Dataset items

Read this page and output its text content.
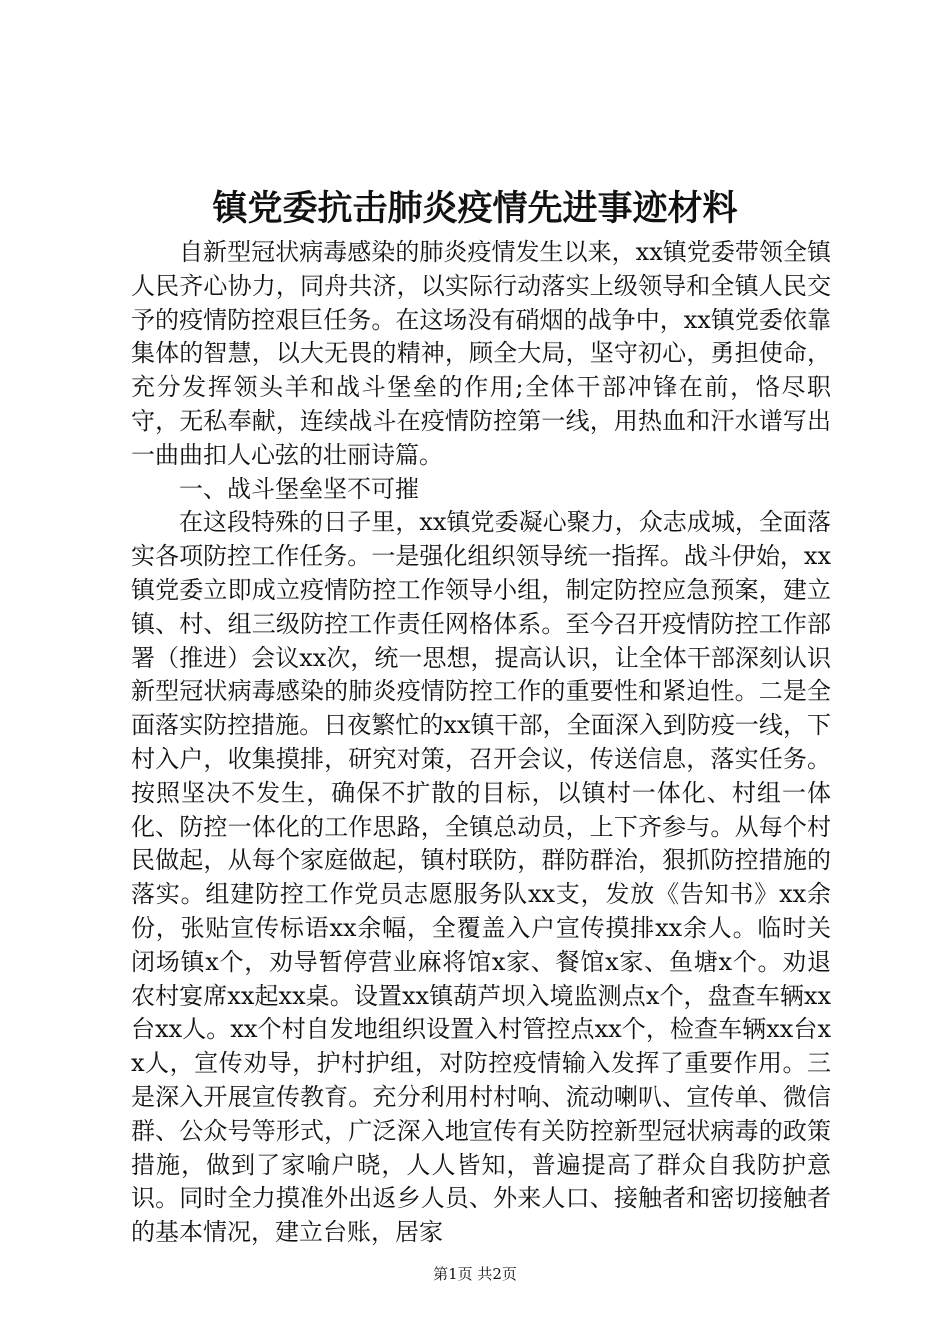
镇党委抗击肺炎疫情先进事迹材料

自新型冠状病毒感染的肺炎疫情发生以来，xx镇党委带领全镇人民齐心协力，同舟共济，以实际行动落实上级领导和全镇人民交予的疫情防控艰巨任务。在这场没有硝烟的战争中，xx镇党委依靠集体的智慧，以大无畏的精神，顾全大局，坚守初心，勇担使命，充分发挥领头羊和战斗堡垒的作用;全体干部冲锋在前，恪尽职守，无私奉献，连续战斗在疫情防控第一线，用热血和汗水谱写出一曲曲扣人心弦的壮丽诗篇。

一、战斗堡垒坚不可摧

在这段特殊的日子里，xx镇党委凝心聚力，众志成城，全面落实各项防控工作任务。一是强化组织领导统一指挥。战斗伊始，xx镇党委立即成立疫情防控工作领导小组，制定防控应急预案，建立镇、村、组三级防控工作责任网格体系。至今召开疫情防控工作部署（推进）会议xx次，统一思想，提高认识，让全体干部深刻认识新型冠状病毒感染的肺炎疫情防控工作的重要性和紧迫性。二是全面落实防控措施。日夜繁忙的xx镇干部，全面深入到防疫一线，下村入户，收集摸排，研究对策，召开会议，传送信息，落实任务。按照坚决不发生，确保不扩散的目标，以镇村一体化、村组一体化、防控一体化的工作思路，全镇总动员，上下齐参与。从每个村民做起，从每个家庭做起，镇村联防，群防群治，狠抓防控措施的落实。组建防控工作党员志愿服务队xx支，发放《告知书》xx余份，张贴宣传标语xx余幅，全覆盖入户宣传摸排xx余人。临时关闭场镇x个，劝导暂停营业麻将馆x家、餐馆x家、鱼塘x个。劝退农村宴席xx起xx桌。设置xx镇葫芦坝入境监测点x个，盘查车辆xx台xx人。xx个村自发地组织设置入村管控点xx个，检查车辆xx台xx人，宣传劝导，护村护组，对防控疫情输入发挥了重要作用。三是深入开展宣传教育。充分利用村村响、流动喇叭、宣传单、微信群、公众号等形式，广泛深入地宣传有关防控新型冠状病毒的政策措施，做到了家喻户晓，人人皆知，普遍提高了群众自我防护意识。同时全力摸准外出返乡人员、外来人口、接触者和密切接触者的基本情况，建立台账，居家

第1页 共2页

*Your goal*.
Reproduce the material above in full and without alteration, but skip all pictures.

*Solution*.
Read this page and output its text content.
镇党委抗击肺炎疫情先进事迹材料

自新型冠状病毒感染的肺炎疫情发生以来，xx镇党委带领全镇人民齐心协力，同舟共济，以实际行动落实上级领导和全镇人民交予的疫情防控艰巨任务。在这场没有硝烟的战争中，xx镇党委依靠集体的智慧，以大无畏的精神，顾全大局，坚守初心，勇担使命，充分发挥领头羊和战斗堡垒的作用;全体干部冲锋在前，恪尽职守，无私奉献，连续战斗在疫情防控第一线，用热血和汗水谱写出一曲曲扣人心弦的壮丽诗篇。

一、战斗堡垒坚不可摧

在这段特殊的日子里，xx镇党委凝心聚力，众志成城，全面落实各项防控工作任务。一是强化组织领导统一指挥。战斗伊始，xx镇党委立即成立疫情防控工作领导小组，制定防控应急预案，建立镇、村、组三级防控工作责任网格体系。至今召开疫情防控工作部署（推进）会议xx次，统一思想，提高认识，让全体干部深刻认识新型冠状病毒感染的肺炎疫情防控工作的重要性和紧迫性。二是全面落实防控措施。日夜繁忙的xx镇干部，全面深入到防疫一线，下村入户，收集摸排，研究对策，召开会议，传送信息，落实任务。按照坚决不发生，确保不扩散的目标，以镇村一体化、村组一体化、防控一体化的工作思路，全镇总动员，上下齐参与。从每个村民做起，从每个家庭做起，镇村联防，群防群治，狠抓防控措施的落实。组建防控工作党员志愿服务队xx支，发放《告知书》xx余份，张贴宣传标语xx余幅，全覆盖入户宣传摸排xx余人。临时关闭场镇x个，劝导暂停营业麻将馆x家、餐馆x家、鱼塘x个。劝退农村宴席xx起xx桌。设置xx镇葫芦坝入境监测点x个，盘查车辆xx台xx人。xx个村自发地组织设置入村管控点xx个，检查车辆xx台xx人，宣传劝导，护村护组，对防控疫情输入发挥了重要作用。三是深入开展宣传教育。充分利用村村响、流动喇叭、宣传单、微信群、公众号等形式，广泛深入地宣传有关防控新型冠状病毒的政策措施，做到了家喻户晓，人人皆知，普遍提高了群众自我防护意识。同时全力摸准外出返乡人员、外来人口、接触者和密切接触者的基本情况，建立台账，居家

第1页 共2页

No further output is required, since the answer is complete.